### Data for processing
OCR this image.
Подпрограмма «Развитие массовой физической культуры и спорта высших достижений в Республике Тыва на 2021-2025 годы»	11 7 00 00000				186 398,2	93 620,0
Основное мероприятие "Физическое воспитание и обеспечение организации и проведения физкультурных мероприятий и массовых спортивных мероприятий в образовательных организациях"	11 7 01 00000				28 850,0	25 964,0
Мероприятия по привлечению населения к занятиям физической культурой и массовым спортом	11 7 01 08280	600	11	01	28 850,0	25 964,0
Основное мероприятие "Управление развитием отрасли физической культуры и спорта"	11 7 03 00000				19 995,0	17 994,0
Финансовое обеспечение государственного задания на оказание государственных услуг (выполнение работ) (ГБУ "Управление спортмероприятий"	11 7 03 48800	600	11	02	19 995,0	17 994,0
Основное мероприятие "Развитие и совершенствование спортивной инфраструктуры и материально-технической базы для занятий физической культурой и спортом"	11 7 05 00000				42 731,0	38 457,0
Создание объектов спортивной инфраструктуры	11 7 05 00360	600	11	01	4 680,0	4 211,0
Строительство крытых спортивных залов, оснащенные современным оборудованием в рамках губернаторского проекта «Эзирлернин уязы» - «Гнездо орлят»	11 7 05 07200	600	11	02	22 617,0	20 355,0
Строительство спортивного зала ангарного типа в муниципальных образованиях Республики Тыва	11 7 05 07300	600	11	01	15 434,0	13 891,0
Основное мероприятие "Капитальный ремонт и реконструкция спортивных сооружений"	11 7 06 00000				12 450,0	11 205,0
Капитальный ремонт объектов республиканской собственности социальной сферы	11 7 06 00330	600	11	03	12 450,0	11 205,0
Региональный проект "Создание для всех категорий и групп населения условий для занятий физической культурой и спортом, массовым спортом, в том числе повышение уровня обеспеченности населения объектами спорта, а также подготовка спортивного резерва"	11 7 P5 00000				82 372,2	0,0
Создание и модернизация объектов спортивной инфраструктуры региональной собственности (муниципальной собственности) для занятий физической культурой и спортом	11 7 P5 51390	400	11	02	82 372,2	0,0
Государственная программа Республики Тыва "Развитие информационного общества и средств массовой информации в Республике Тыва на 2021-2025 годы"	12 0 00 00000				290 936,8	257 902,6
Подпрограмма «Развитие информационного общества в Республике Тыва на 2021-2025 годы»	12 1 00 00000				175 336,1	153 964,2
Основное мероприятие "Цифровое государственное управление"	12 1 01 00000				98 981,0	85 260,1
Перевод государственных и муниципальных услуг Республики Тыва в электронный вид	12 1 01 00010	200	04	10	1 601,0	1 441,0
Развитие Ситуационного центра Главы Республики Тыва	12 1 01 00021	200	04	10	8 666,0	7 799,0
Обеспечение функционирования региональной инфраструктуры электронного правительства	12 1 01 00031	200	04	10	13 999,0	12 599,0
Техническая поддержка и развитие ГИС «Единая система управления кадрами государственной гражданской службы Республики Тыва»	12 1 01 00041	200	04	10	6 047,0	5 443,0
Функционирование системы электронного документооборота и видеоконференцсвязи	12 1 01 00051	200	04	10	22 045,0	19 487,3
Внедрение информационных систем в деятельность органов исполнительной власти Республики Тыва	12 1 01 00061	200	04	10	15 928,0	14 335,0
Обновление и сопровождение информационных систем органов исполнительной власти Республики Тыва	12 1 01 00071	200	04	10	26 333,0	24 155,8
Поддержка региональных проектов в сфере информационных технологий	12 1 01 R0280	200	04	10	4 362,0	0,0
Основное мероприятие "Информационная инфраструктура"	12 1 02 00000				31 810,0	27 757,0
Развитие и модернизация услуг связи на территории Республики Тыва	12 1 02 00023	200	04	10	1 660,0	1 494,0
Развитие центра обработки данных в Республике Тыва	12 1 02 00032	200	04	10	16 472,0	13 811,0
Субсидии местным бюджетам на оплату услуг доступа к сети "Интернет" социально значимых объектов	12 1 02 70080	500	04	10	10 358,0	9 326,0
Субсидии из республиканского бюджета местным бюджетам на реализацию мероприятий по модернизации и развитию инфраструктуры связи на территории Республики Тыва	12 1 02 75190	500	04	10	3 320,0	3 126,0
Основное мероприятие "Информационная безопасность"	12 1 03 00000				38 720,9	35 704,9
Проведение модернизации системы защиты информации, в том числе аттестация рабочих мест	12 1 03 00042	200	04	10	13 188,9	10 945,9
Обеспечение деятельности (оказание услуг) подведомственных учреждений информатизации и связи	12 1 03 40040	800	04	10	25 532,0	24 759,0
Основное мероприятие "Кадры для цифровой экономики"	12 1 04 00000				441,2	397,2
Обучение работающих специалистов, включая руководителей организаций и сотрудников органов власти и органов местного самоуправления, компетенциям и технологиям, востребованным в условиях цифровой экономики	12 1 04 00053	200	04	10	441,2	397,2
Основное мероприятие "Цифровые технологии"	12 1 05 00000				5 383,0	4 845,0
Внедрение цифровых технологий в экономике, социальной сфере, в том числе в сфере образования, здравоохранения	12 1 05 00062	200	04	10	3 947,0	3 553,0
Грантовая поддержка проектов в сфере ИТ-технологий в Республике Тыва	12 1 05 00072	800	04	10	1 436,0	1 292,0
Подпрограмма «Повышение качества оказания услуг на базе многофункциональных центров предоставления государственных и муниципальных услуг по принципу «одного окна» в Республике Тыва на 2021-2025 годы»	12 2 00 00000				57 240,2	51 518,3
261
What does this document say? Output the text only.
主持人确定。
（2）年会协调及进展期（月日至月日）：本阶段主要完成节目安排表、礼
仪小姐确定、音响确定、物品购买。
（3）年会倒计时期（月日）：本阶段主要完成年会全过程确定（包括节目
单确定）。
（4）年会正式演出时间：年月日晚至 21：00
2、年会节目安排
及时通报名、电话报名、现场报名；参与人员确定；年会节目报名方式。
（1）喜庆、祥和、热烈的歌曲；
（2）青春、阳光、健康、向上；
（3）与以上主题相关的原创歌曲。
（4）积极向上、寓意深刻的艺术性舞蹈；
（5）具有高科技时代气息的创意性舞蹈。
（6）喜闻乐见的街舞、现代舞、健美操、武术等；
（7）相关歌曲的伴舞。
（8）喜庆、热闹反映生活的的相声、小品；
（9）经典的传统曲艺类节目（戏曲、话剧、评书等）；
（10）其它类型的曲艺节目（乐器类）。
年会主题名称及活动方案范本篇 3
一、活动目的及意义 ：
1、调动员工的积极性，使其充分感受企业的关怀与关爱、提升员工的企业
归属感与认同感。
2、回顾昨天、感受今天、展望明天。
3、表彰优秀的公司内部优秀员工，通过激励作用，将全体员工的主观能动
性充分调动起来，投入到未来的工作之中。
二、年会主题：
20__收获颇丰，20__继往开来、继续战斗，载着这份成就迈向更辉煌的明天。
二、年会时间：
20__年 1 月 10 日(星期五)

### Exercise instructions
Check each line above for the word "социальной" and copy the ones that have it.

### Correct response
Капитальный ремонт объектов республиканской собственности социальной сферы	11 7 06 00330	600	11	03	12 450,0	11 205,0
Внедрение цифровых технологий в экономике, социальной сфере, в том числе в сфере образования, здравоохранения	12 1 05 00062	200	04	10	3 947,0	3 553,0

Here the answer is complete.